_DO THIS_
Copy every entry exactly as given, minus the images.

_EXERCISE DATA_
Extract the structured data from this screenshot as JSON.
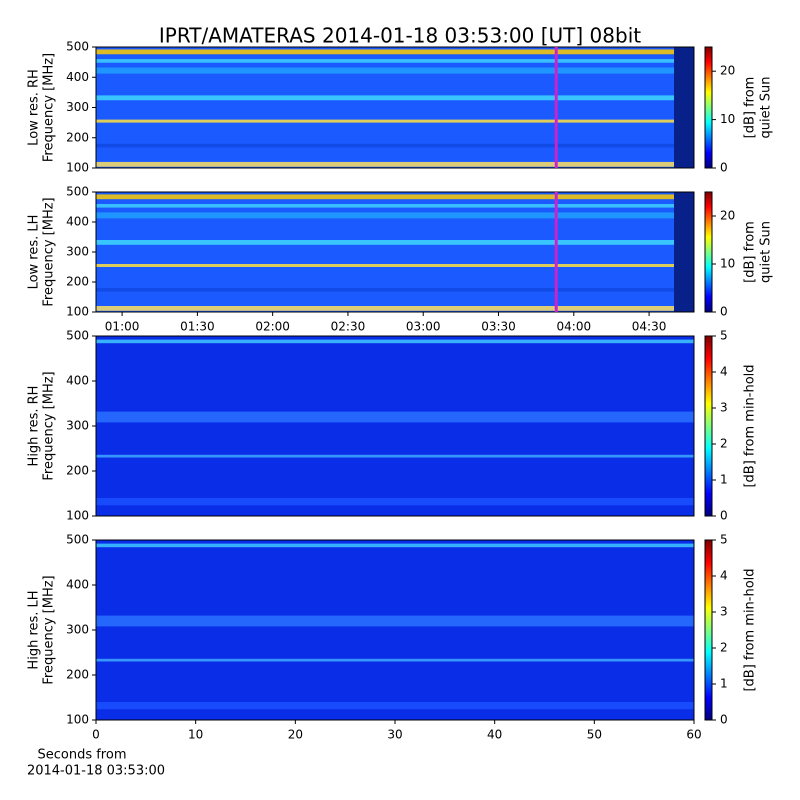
{
  "title": "IPRT/AMATERAS 2014-01-18 03:53:00 [UT]   08bit",
  "xlabel": [
    "Seconds from",
    "2014-01-18 03:53:00"
  ],
  "chart_data": [
    {
      "type": "heatmap",
      "ylabel": [
        "Low res. RH",
        "Frequency [MHz]"
      ],
      "xlim": [
        49.6,
        287.9
      ],
      "ylim": [
        100,
        500
      ],
      "yticks": [
        100,
        200,
        300,
        400,
        500
      ],
      "cursor_x": 233,
      "cursor_color": "#cc22cc",
      "colorbar": {
        "label": [
          "[dB] from",
          "quiet Sun"
        ],
        "lim": [
          0,
          25
        ],
        "ticks": [
          0,
          10,
          20
        ]
      },
      "colormap": [
        "#00007f",
        "#0000ff",
        "#007fff",
        "#00ffff",
        "#7fff7f",
        "#ffff00",
        "#ff7f00",
        "#ff0000",
        "#7f0000"
      ]
    },
    {
      "type": "heatmap",
      "ylabel": [
        "Low res. LH",
        "Frequency [MHz]"
      ],
      "xlim": [
        49.6,
        287.9
      ],
      "ylim": [
        100,
        500
      ],
      "yticks": [
        100,
        200,
        300,
        400,
        500
      ],
      "xticks": [
        {
          "value": 60,
          "label": "01:00"
        },
        {
          "value": 90,
          "label": "01:30"
        },
        {
          "value": 120,
          "label": "02:00"
        },
        {
          "value": 150,
          "label": "02:30"
        },
        {
          "value": 180,
          "label": "03:00"
        },
        {
          "value": 210,
          "label": "03:30"
        },
        {
          "value": 240,
          "label": "04:00"
        },
        {
          "value": 270,
          "label": "04:30"
        }
      ],
      "cursor_x": 233,
      "cursor_color": "#cc22cc",
      "colorbar": {
        "label": [
          "[dB] from",
          "quiet Sun"
        ],
        "lim": [
          0,
          25
        ],
        "ticks": [
          0,
          10,
          20
        ]
      },
      "colormap": [
        "#00007f",
        "#0000ff",
        "#007fff",
        "#00ffff",
        "#7fff7f",
        "#ffff00",
        "#ff7f00",
        "#ff0000",
        "#7f0000"
      ]
    },
    {
      "type": "heatmap",
      "ylabel": [
        "High res. RH",
        "Frequency [MHz]"
      ],
      "xlim": [
        0,
        60
      ],
      "ylim": [
        100,
        500
      ],
      "yticks": [
        100,
        200,
        300,
        400,
        500
      ],
      "colorbar": {
        "label": [
          "[dB] from min-hold"
        ],
        "lim": [
          0,
          5
        ],
        "ticks": [
          0,
          1,
          2,
          3,
          4,
          5
        ]
      },
      "colormap": [
        "#00007f",
        "#0000ff",
        "#007fff",
        "#00ffff",
        "#7fff7f",
        "#ffff00",
        "#ff7f00",
        "#ff0000",
        "#7f0000"
      ]
    },
    {
      "type": "heatmap",
      "ylabel": [
        "High res. LH",
        "Frequency [MHz]"
      ],
      "xlim": [
        0,
        60
      ],
      "ylim": [
        100,
        500
      ],
      "yticks": [
        100,
        200,
        300,
        400,
        500
      ],
      "xticks": [
        0,
        10,
        20,
        30,
        40,
        50,
        60
      ],
      "colorbar": {
        "label": [
          "[dB] from min-hold"
        ],
        "lim": [
          0,
          5
        ],
        "ticks": [
          0,
          1,
          2,
          3,
          4,
          5
        ]
      },
      "colormap": [
        "#00007f",
        "#0000ff",
        "#007fff",
        "#00ffff",
        "#7fff7f",
        "#ffff00",
        "#ff7f00",
        "#ff0000",
        "#7f0000"
      ]
    }
  ]
}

_EXERCISE ANSWER_
Extract the structured data from this screenshot as JSON.
{
  "title": "IPRT/AMATERAS 2014-01-18 03:53:00 [UT]   08bit",
  "xlabel": [
    "Seconds from",
    "2014-01-18 03:53:00"
  ],
  "chart_data": [
    {
      "type": "heatmap",
      "ylabel": [
        "Low res. RH",
        "Frequency [MHz]"
      ],
      "xlim": [
        49.6,
        287.9
      ],
      "ylim": [
        100,
        500
      ],
      "yticks": [
        100,
        200,
        300,
        400,
        500
      ],
      "cursor_x": 233,
      "cursor_color": "#cc22cc",
      "colorbar": {
        "label": [
          "[dB] from",
          "quiet Sun"
        ],
        "lim": [
          0,
          25
        ],
        "ticks": [
          0,
          10,
          20
        ]
      },
      "colormap": [
        "#00007f",
        "#0000ff",
        "#007fff",
        "#00ffff",
        "#7fff7f",
        "#ffff00",
        "#ff7f00",
        "#ff0000",
        "#7f0000"
      ]
    },
    {
      "type": "heatmap",
      "ylabel": [
        "Low res. LH",
        "Frequency [MHz]"
      ],
      "xlim": [
        49.6,
        287.9
      ],
      "ylim": [
        100,
        500
      ],
      "yticks": [
        100,
        200,
        300,
        400,
        500
      ],
      "xticks": [
        {
          "value": 60,
          "label": "01:00"
        },
        {
          "value": 90,
          "label": "01:30"
        },
        {
          "value": 120,
          "label": "02:00"
        },
        {
          "value": 150,
          "label": "02:30"
        },
        {
          "value": 180,
          "label": "03:00"
        },
        {
          "value": 210,
          "label": "03:30"
        },
        {
          "value": 240,
          "label": "04:00"
        },
        {
          "value": 270,
          "label": "04:30"
        }
      ],
      "cursor_x": 233,
      "cursor_color": "#cc22cc",
      "colorbar": {
        "label": [
          "[dB] from",
          "quiet Sun"
        ],
        "lim": [
          0,
          25
        ],
        "ticks": [
          0,
          10,
          20
        ]
      },
      "colormap": [
        "#00007f",
        "#0000ff",
        "#007fff",
        "#00ffff",
        "#7fff7f",
        "#ffff00",
        "#ff7f00",
        "#ff0000",
        "#7f0000"
      ]
    },
    {
      "type": "heatmap",
      "ylabel": [
        "High res. RH",
        "Frequency [MHz]"
      ],
      "xlim": [
        0,
        60
      ],
      "ylim": [
        100,
        500
      ],
      "yticks": [
        100,
        200,
        300,
        400,
        500
      ],
      "colorbar": {
        "label": [
          "[dB] from min-hold"
        ],
        "lim": [
          0,
          5
        ],
        "ticks": [
          0,
          1,
          2,
          3,
          4,
          5
        ]
      },
      "colormap": [
        "#00007f",
        "#0000ff",
        "#007fff",
        "#00ffff",
        "#7fff7f",
        "#ffff00",
        "#ff7f00",
        "#ff0000",
        "#7f0000"
      ]
    },
    {
      "type": "heatmap",
      "ylabel": [
        "High res. LH",
        "Frequency [MHz]"
      ],
      "xlim": [
        0,
        60
      ],
      "ylim": [
        100,
        500
      ],
      "yticks": [
        100,
        200,
        300,
        400,
        500
      ],
      "xticks": [
        0,
        10,
        20,
        30,
        40,
        50,
        60
      ],
      "colorbar": {
        "label": [
          "[dB] from min-hold"
        ],
        "lim": [
          0,
          5
        ],
        "ticks": [
          0,
          1,
          2,
          3,
          4,
          5
        ]
      },
      "colormap": [
        "#00007f",
        "#0000ff",
        "#007fff",
        "#00ffff",
        "#7fff7f",
        "#ffff00",
        "#ff7f00",
        "#ff0000",
        "#7f0000"
      ]
    }
  ]
}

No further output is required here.